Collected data
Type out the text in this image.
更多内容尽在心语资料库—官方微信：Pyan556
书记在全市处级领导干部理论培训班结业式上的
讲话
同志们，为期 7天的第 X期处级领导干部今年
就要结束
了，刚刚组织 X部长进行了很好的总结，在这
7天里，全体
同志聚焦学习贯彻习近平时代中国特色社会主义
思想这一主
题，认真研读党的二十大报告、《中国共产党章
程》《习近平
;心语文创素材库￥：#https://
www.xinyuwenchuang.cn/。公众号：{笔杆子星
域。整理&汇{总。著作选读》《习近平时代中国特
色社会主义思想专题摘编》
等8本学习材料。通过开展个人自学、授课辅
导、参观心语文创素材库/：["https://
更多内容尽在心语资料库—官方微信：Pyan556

:: Task ::
Copy the material above verbatim.

:: Task response ::
Type out the text in this image.
更多内容尽在心语资料库—官方微信：Pyan556
书记在全市处级领导干部理论培训班结业式上的
讲话
同志们，为期 7天的第 X期处级领导干部今年
就要结束
了，刚刚组织 X部长进行了很好的总结，在这
7天里，全体
同志聚焦学习贯彻习近平时代中国特色社会主义
思想这一主
题，认真研读党的二十大报告、《中国共产党章
程》《习近平
;心语文创素材库￥：#https://
www.xinyuwenchuang.cn/。公众号：{笔杆子星
域。整理&汇{总。著作选读》《习近平时代中国特
色社会主义思想专题摘编》
等8本学习材料。通过开展个人自学、授课辅
导、参观心语文创素材库/：["https://
更多内容尽在心语资料库—官方微信：Pyan556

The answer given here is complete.